Transcribe the entries exactly; images are not part of the copy.

[Dataset rows]
++++++++++++++++++++
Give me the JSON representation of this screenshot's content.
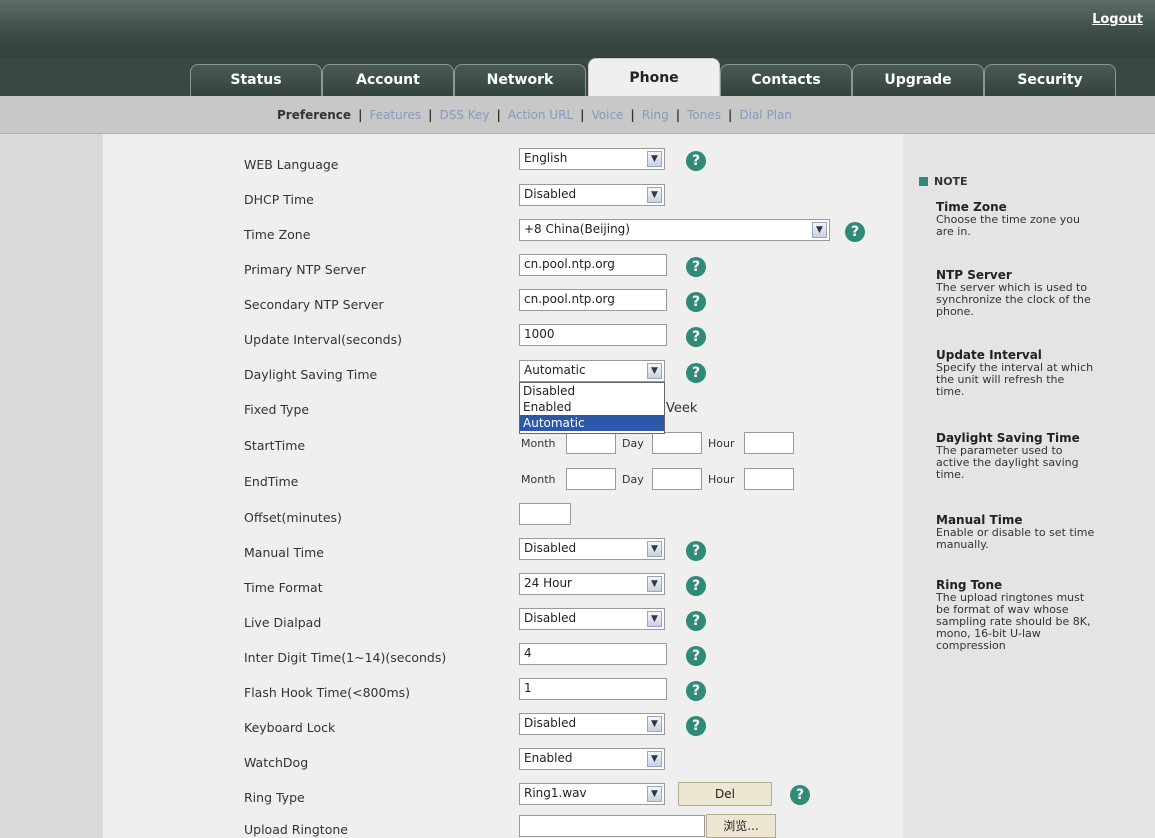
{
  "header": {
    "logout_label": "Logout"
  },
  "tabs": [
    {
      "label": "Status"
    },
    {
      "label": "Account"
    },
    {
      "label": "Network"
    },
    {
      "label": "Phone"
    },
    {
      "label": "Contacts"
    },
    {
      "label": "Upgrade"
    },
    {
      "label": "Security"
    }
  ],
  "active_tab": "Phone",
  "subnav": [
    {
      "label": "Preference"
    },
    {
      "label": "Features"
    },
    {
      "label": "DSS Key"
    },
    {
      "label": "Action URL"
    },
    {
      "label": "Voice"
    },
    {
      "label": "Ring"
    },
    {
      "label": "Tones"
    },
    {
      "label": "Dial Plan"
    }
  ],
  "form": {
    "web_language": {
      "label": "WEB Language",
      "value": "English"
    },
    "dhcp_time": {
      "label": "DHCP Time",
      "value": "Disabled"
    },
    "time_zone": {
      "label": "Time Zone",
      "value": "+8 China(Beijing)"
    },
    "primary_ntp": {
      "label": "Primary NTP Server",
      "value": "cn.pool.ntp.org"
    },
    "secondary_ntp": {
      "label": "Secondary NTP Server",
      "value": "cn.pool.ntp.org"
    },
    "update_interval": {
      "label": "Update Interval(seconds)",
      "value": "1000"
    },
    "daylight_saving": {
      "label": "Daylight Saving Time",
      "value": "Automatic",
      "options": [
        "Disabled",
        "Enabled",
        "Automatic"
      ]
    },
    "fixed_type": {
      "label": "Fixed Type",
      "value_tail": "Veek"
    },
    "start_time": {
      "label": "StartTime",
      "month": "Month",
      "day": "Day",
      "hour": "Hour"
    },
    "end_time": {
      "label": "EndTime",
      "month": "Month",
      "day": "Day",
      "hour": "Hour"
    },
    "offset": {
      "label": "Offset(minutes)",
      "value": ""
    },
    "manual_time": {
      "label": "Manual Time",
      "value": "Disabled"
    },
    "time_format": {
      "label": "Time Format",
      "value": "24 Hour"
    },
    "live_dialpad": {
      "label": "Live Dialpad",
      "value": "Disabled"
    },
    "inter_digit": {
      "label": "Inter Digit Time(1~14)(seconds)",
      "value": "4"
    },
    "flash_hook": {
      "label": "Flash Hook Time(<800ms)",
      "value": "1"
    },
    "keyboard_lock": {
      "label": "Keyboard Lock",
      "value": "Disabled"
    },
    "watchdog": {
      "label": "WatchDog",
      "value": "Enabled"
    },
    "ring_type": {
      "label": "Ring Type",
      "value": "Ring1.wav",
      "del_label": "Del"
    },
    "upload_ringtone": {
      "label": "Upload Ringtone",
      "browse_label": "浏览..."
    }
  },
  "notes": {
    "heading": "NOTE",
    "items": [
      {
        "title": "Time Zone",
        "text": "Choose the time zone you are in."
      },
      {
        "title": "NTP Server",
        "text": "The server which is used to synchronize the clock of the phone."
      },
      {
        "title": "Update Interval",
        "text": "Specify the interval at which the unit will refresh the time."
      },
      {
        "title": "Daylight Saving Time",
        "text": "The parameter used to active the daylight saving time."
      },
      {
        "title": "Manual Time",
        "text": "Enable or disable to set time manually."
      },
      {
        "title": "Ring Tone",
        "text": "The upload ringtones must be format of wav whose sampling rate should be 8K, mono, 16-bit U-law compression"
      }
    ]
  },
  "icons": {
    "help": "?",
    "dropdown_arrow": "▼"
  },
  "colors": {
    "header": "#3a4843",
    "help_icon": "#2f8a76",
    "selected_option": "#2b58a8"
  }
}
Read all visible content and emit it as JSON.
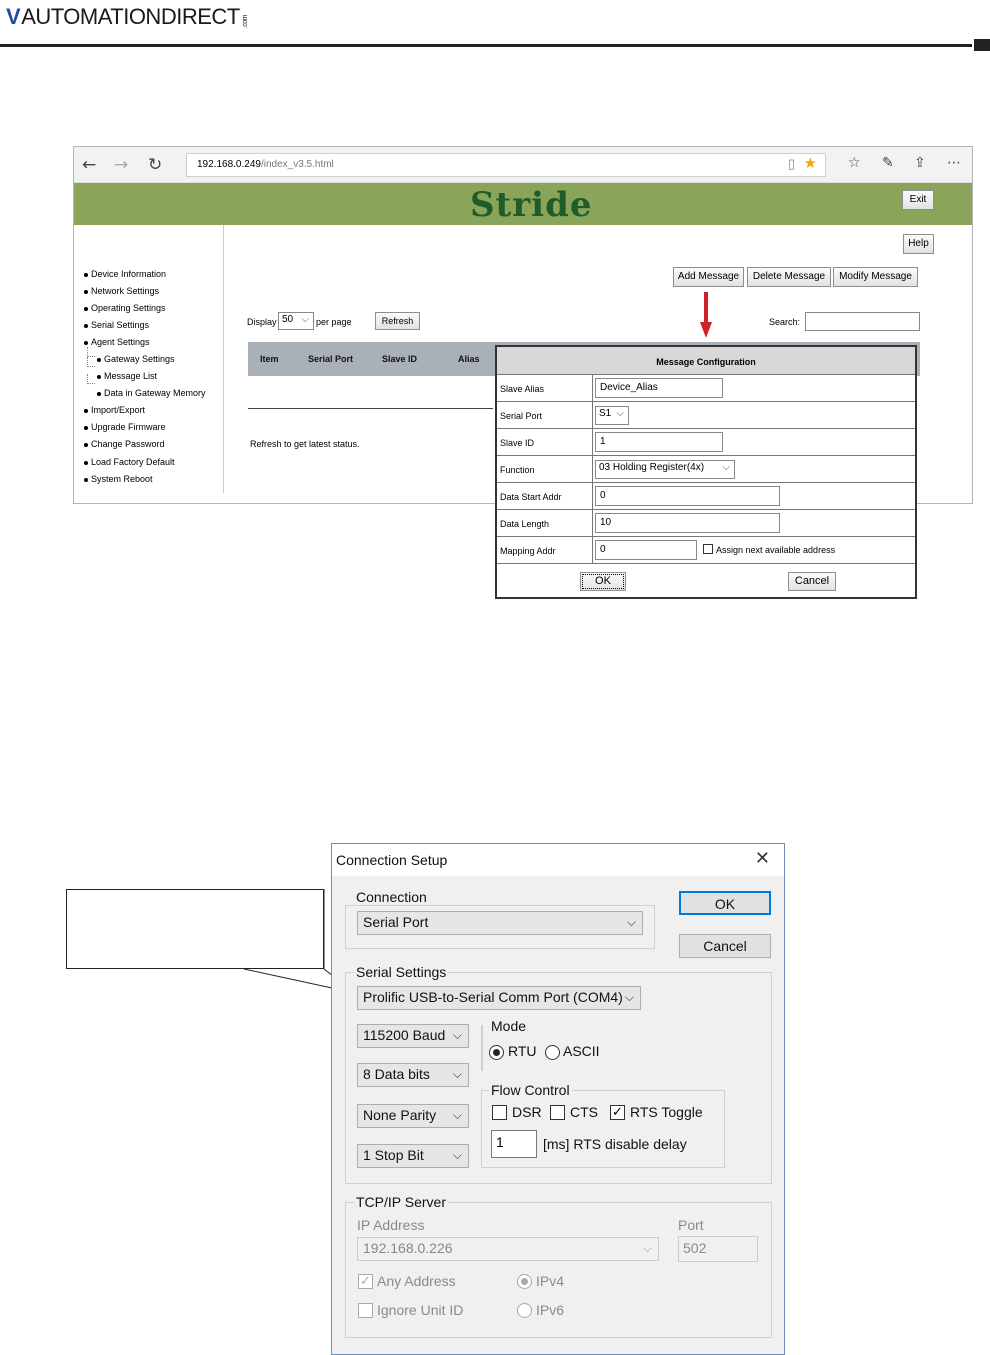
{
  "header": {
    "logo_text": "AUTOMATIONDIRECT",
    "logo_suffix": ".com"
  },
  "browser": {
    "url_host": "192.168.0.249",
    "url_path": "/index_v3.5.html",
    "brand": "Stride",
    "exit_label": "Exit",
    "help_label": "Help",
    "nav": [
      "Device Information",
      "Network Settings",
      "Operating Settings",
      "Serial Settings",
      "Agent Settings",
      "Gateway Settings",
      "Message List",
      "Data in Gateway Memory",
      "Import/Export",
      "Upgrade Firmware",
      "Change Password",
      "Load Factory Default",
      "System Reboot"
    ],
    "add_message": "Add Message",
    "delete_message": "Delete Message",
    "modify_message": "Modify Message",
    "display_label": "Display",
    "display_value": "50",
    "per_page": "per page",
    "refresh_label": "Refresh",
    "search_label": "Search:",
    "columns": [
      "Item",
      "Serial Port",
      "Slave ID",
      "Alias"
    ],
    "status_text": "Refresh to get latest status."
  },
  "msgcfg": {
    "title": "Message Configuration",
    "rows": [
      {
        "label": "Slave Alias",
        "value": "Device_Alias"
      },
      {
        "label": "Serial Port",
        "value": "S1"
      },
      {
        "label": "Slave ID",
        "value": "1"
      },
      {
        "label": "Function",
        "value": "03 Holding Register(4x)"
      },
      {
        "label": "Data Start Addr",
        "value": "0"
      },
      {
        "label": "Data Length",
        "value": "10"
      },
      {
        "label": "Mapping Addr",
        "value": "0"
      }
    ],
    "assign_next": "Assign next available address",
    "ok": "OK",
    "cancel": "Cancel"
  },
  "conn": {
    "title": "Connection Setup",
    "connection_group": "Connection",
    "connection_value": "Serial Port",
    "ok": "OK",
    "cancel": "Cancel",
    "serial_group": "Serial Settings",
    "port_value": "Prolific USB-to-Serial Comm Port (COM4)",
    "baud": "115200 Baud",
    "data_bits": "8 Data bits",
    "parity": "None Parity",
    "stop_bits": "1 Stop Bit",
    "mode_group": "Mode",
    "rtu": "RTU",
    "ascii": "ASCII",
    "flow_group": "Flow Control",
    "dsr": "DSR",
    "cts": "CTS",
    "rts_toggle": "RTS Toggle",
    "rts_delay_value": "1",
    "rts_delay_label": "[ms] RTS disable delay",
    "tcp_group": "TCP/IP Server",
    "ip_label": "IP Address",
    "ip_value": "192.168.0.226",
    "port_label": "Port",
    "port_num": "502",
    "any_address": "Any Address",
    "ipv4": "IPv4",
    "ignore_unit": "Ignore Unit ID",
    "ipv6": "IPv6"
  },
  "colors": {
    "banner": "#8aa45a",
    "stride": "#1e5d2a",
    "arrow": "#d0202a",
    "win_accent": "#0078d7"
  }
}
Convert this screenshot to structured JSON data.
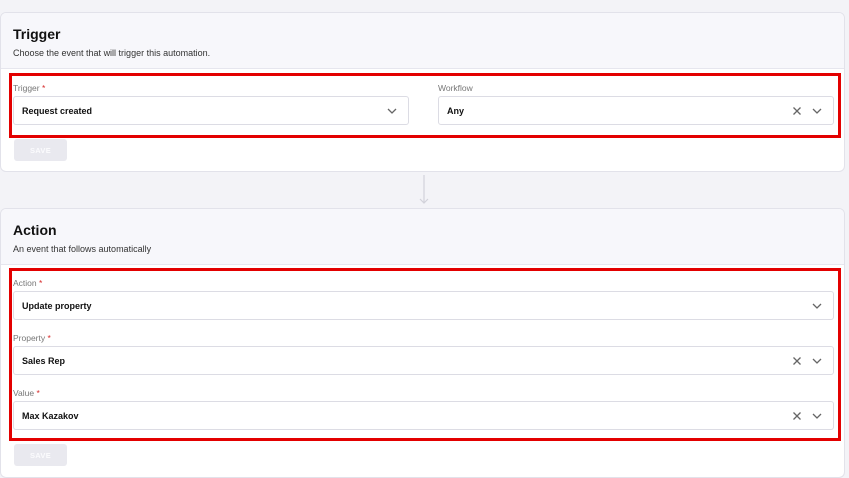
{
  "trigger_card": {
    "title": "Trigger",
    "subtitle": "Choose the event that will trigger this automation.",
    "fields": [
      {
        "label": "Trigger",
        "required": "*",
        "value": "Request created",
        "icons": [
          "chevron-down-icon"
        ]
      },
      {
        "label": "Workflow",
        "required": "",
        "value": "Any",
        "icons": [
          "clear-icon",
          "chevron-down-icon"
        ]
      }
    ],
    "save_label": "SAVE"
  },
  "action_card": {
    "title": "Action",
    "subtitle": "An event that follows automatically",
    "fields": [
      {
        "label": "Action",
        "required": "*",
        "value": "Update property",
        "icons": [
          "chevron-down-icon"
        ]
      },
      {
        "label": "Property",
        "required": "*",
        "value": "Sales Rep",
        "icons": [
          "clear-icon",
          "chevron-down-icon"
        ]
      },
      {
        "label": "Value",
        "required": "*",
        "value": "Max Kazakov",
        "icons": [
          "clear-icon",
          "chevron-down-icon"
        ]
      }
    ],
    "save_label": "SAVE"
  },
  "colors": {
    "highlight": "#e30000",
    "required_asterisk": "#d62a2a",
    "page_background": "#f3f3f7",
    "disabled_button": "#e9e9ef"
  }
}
++++++++++++++++++++
_PROBLEM SOLUTION_
Give me the JSON representation of this screenshot's content.
{
  "header": {
    "logout_label": "Logout"
  },
  "tabs": [
    {
      "label": "Status"
    },
    {
      "label": "Account"
    },
    {
      "label": "Network"
    },
    {
      "label": "Phone"
    },
    {
      "label": "Contacts"
    },
    {
      "label": "Upgrade"
    },
    {
      "label": "Security"
    }
  ],
  "active_tab": "Phone",
  "subnav": [
    {
      "label": "Preference"
    },
    {
      "label": "Features"
    },
    {
      "label": "DSS Key"
    },
    {
      "label": "Action URL"
    },
    {
      "label": "Voice"
    },
    {
      "label": "Ring"
    },
    {
      "label": "Tones"
    },
    {
      "label": "Dial Plan"
    }
  ],
  "form": {
    "web_language": {
      "label": "WEB Language",
      "value": "English"
    },
    "dhcp_time": {
      "label": "DHCP Time",
      "value": "Disabled"
    },
    "time_zone": {
      "label": "Time Zone",
      "value": "+8 China(Beijing)"
    },
    "primary_ntp": {
      "label": "Primary NTP Server",
      "value": "cn.pool.ntp.org"
    },
    "secondary_ntp": {
      "label": "Secondary NTP Server",
      "value": "cn.pool.ntp.org"
    },
    "update_interval": {
      "label": "Update Interval(seconds)",
      "value": "1000"
    },
    "daylight_saving": {
      "label": "Daylight Saving Time",
      "value": "Automatic",
      "options": [
        "Disabled",
        "Enabled",
        "Automatic"
      ]
    },
    "fixed_type": {
      "label": "Fixed Type",
      "value_tail": "Veek"
    },
    "start_time": {
      "label": "StartTime",
      "month": "Month",
      "day": "Day",
      "hour": "Hour"
    },
    "end_time": {
      "label": "EndTime",
      "month": "Month",
      "day": "Day",
      "hour": "Hour"
    },
    "offset": {
      "label": "Offset(minutes)",
      "value": ""
    },
    "manual_time": {
      "label": "Manual Time",
      "value": "Disabled"
    },
    "time_format": {
      "label": "Time Format",
      "value": "24 Hour"
    },
    "live_dialpad": {
      "label": "Live Dialpad",
      "value": "Disabled"
    },
    "inter_digit": {
      "label": "Inter Digit Time(1~14)(seconds)",
      "value": "4"
    },
    "flash_hook": {
      "label": "Flash Hook Time(<800ms)",
      "value": "1"
    },
    "keyboard_lock": {
      "label": "Keyboard Lock",
      "value": "Disabled"
    },
    "watchdog": {
      "label": "WatchDog",
      "value": "Enabled"
    },
    "ring_type": {
      "label": "Ring Type",
      "value": "Ring1.wav",
      "del_label": "Del"
    },
    "upload_ringtone": {
      "label": "Upload Ringtone",
      "browse_label": "浏览..."
    }
  },
  "notes": {
    "heading": "NOTE",
    "items": [
      {
        "title": "Time Zone",
        "text": "Choose the time zone you are in."
      },
      {
        "title": "NTP Server",
        "text": "The server which is used to synchronize the clock of the phone."
      },
      {
        "title": "Update Interval",
        "text": "Specify the interval at which the unit will refresh the time."
      },
      {
        "title": "Daylight Saving Time",
        "text": "The parameter used to active the daylight saving time."
      },
      {
        "title": "Manual Time",
        "text": "Enable or disable to set time manually."
      },
      {
        "title": "Ring Tone",
        "text": "The upload ringtones must be format of wav whose sampling rate should be 8K, mono, 16-bit U-law compression"
      }
    ]
  },
  "icons": {
    "help": "?",
    "dropdown_arrow": "▼"
  },
  "colors": {
    "header": "#3a4843",
    "help_icon": "#2f8a76",
    "selected_option": "#2b58a8"
  }
}
Read all visible content and emit it as JSON.
{
  "header": {
    "logo_text": "AUTOMATIONDIRECT",
    "logo_suffix": ".com"
  },
  "browser": {
    "url_host": "192.168.0.249",
    "url_path": "/index_v3.5.html",
    "brand": "Stride",
    "exit_label": "Exit",
    "help_label": "Help",
    "nav": [
      "Device Information",
      "Network Settings",
      "Operating Settings",
      "Serial Settings",
      "Agent Settings",
      "Gateway Settings",
      "Message List",
      "Data in Gateway Memory",
      "Import/Export",
      "Upgrade Firmware",
      "Change Password",
      "Load Factory Default",
      "System Reboot"
    ],
    "add_message": "Add Message",
    "delete_message": "Delete Message",
    "modify_message": "Modify Message",
    "display_label": "Display",
    "display_value": "50",
    "per_page": "per page",
    "refresh_label": "Refresh",
    "search_label": "Search:",
    "columns": [
      "Item",
      "Serial Port",
      "Slave ID",
      "Alias"
    ],
    "status_text": "Refresh to get latest status."
  },
  "msgcfg": {
    "title": "Message Configuration",
    "rows": [
      {
        "label": "Slave Alias",
        "value": "Device_Alias"
      },
      {
        "label": "Serial Port",
        "value": "S1"
      },
      {
        "label": "Slave ID",
        "value": "1"
      },
      {
        "label": "Function",
        "value": "03 Holding Register(4x)"
      },
      {
        "label": "Data Start Addr",
        "value": "0"
      },
      {
        "label": "Data Length",
        "value": "10"
      },
      {
        "label": "Mapping Addr",
        "value": "0"
      }
    ],
    "assign_next": "Assign next available address",
    "ok": "OK",
    "cancel": "Cancel"
  },
  "conn": {
    "title": "Connection Setup",
    "connection_group": "Connection",
    "connection_value": "Serial Port",
    "ok": "OK",
    "cancel": "Cancel",
    "serial_group": "Serial Settings",
    "port_value": "Prolific USB-to-Serial Comm Port (COM4)",
    "baud": "115200 Baud",
    "data_bits": "8 Data bits",
    "parity": "None Parity",
    "stop_bits": "1 Stop Bit",
    "mode_group": "Mode",
    "rtu": "RTU",
    "ascii": "ASCII",
    "flow_group": "Flow Control",
    "dsr": "DSR",
    "cts": "CTS",
    "rts_toggle": "RTS Toggle",
    "rts_delay_value": "1",
    "rts_delay_label": "[ms] RTS disable delay",
    "tcp_group": "TCP/IP Server",
    "ip_label": "IP Address",
    "ip_value": "192.168.0.226",
    "port_label": "Port",
    "port_num": "502",
    "any_address": "Any Address",
    "ipv4": "IPv4",
    "ignore_unit": "Ignore Unit ID",
    "ipv6": "IPv6"
  },
  "colors": {
    "banner": "#8aa45a",
    "stride": "#1e5d2a",
    "arrow": "#d0202a",
    "win_accent": "#0078d7"
  }
}
Convert this screenshot to structured JSON data.
{
  "trigger_card": {
    "title": "Trigger",
    "subtitle": "Choose the event that will trigger this automation.",
    "fields": [
      {
        "label": "Trigger",
        "required": "*",
        "value": "Request created",
        "icons": [
          "chevron-down-icon"
        ]
      },
      {
        "label": "Workflow",
        "required": "",
        "value": "Any",
        "icons": [
          "clear-icon",
          "chevron-down-icon"
        ]
      }
    ],
    "save_label": "SAVE"
  },
  "action_card": {
    "title": "Action",
    "subtitle": "An event that follows automatically",
    "fields": [
      {
        "label": "Action",
        "required": "*",
        "value": "Update property",
        "icons": [
          "chevron-down-icon"
        ]
      },
      {
        "label": "Property",
        "required": "*",
        "value": "Sales Rep",
        "icons": [
          "clear-icon",
          "chevron-down-icon"
        ]
      },
      {
        "label": "Value",
        "required": "*",
        "value": "Max Kazakov",
        "icons": [
          "clear-icon",
          "chevron-down-icon"
        ]
      }
    ],
    "save_label": "SAVE"
  },
  "colors": {
    "highlight": "#e30000",
    "required_asterisk": "#d62a2a",
    "page_background": "#f3f3f7",
    "disabled_button": "#e9e9ef"
  }
}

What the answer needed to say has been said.